Supplied information:
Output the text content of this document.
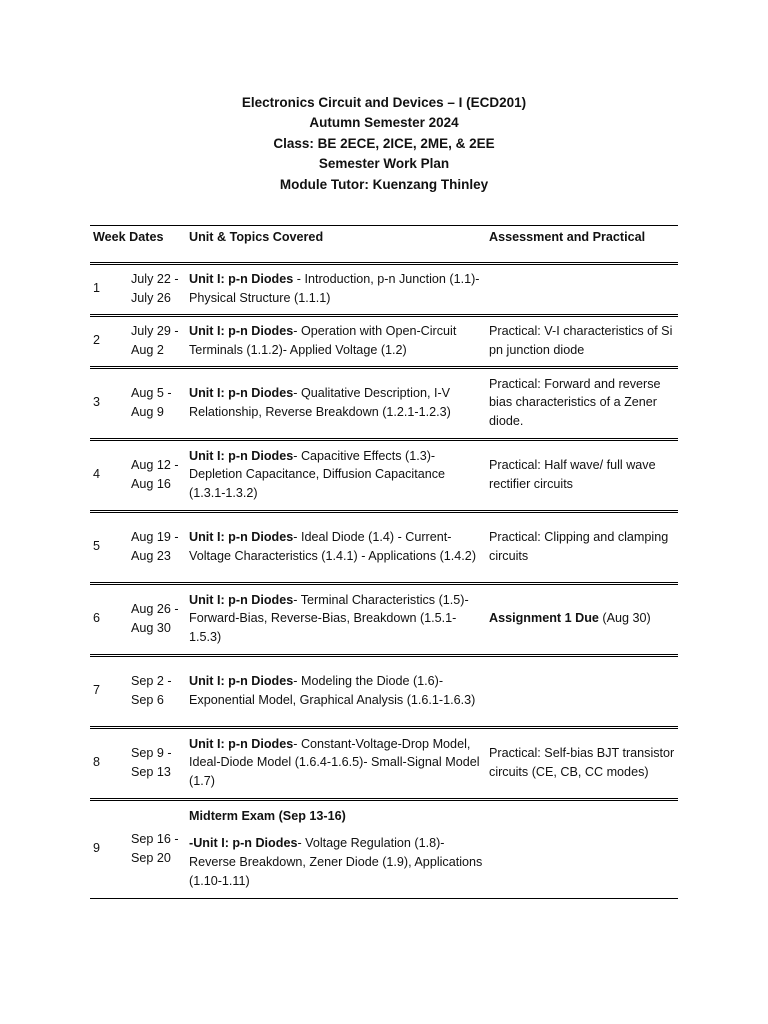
Electronics Circuit and Devices – I (ECD201)
Autumn Semester 2024
Class: BE 2ECE, 2ICE, 2ME, & 2EE
Semester Work Plan
Module Tutor: Kuenzang Thinley
Week Dates		Unit & Topics Covered	Assessment and Practical
1	July 22 - July 26	Unit I: p-n Diodes - Introduction, p-n Junction (1.1)- Physical Structure (1.1.1)	
2	July 29 - Aug 2	Unit I: p-n Diodes- Operation with Open-Circuit Terminals (1.1.2)- Applied Voltage (1.2)	Practical: V-I characteristics of Si pn junction diode
3	Aug 5 - Aug 9	Unit I: p-n Diodes- Qualitative Description, I-V Relationship, Reverse Breakdown (1.2.1-1.2.3)	Practical: Forward and reverse bias characteristics of a Zener diode.
4	Aug 12 - Aug 16	Unit I: p-n Diodes- Capacitive Effects (1.3)- Depletion Capacitance, Diffusion Capacitance (1.3.1-1.3.2)	Practical: Half wave/ full wave rectifier circuits
5	Aug 19 - Aug 23	Unit I: p-n Diodes- Ideal Diode (1.4) - Current-Voltage Characteristics (1.4.1) - Applications (1.4.2)	Practical: Clipping and clamping circuits
6	Aug 26 - Aug 30	Unit I: p-n Diodes- Terminal Characteristics (1.5)- Forward-Bias, Reverse-Bias, Breakdown (1.5.1-1.5.3)	Assignment 1 Due (Aug 30)
7	Sep 2 - Sep 6	Unit I: p-n Diodes- Modeling the Diode (1.6)- Exponential Model, Graphical Analysis (1.6.1-1.6.3)	
8	Sep 9 - Sep 13	Unit I: p-n Diodes- Constant-Voltage-Drop Model, Ideal-Diode Model (1.6.4-1.6.5)- Small-Signal Model (1.7)	Practical: Self-bias BJT transistor circuits (CE, CB, CC modes)
9	Sep 16 - Sep 20	Midterm Exam (Sep 13-16)
-Unit I: p-n Diodes- Voltage Regulation (1.8)- Reverse Breakdown, Zener Diode (1.9), Applications (1.10-1.11)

Work to complete:
Your task is to transcribe all of the records precisely, with no images included.

Task output:
Output the text content of this document.
Electronics Circuit and Devices – I (ECD201)
Autumn Semester 2024
Class: BE 2ECE, 2ICE, 2ME, & 2EE
Semester Work Plan
Module Tutor: Kuenzang Thinley
Week Dates		Unit & Topics Covered	Assessment and Practical
1	July 22 - July 26	Unit I: p-n Diodes - Introduction, p-n Junction (1.1)- Physical Structure (1.1.1)	
2	July 29 - Aug 2	Unit I: p-n Diodes- Operation with Open-Circuit Terminals (1.1.2)- Applied Voltage (1.2)	Practical: V-I characteristics of Si pn junction diode
3	Aug 5 - Aug 9	Unit I: p-n Diodes- Qualitative Description, I-V Relationship, Reverse Breakdown (1.2.1-1.2.3)	Practical: Forward and reverse bias characteristics of a Zener diode.
4	Aug 12 - Aug 16	Unit I: p-n Diodes- Capacitive Effects (1.3)- Depletion Capacitance, Diffusion Capacitance (1.3.1-1.3.2)	Practical: Half wave/ full wave rectifier circuits
5	Aug 19 - Aug 23	Unit I: p-n Diodes- Ideal Diode (1.4) - Current-Voltage Characteristics (1.4.1) - Applications (1.4.2)	Practical: Clipping and clamping circuits
6	Aug 26 - Aug 30	Unit I: p-n Diodes- Terminal Characteristics (1.5)- Forward-Bias, Reverse-Bias, Breakdown (1.5.1-1.5.3)	Assignment 1 Due (Aug 30)
7	Sep 2 - Sep 6	Unit I: p-n Diodes- Modeling the Diode (1.6)- Exponential Model, Graphical Analysis (1.6.1-1.6.3)	
8	Sep 9 - Sep 13	Unit I: p-n Diodes- Constant-Voltage-Drop Model, Ideal-Diode Model (1.6.4-1.6.5)- Small-Signal Model (1.7)	Practical: Self-bias BJT transistor circuits (CE, CB, CC modes)
9	Sep 16 - Sep 20	Midterm Exam (Sep 13-16)
-Unit I: p-n Diodes- Voltage Regulation (1.8)- Reverse Breakdown, Zener Diode (1.9), Applications (1.10-1.11)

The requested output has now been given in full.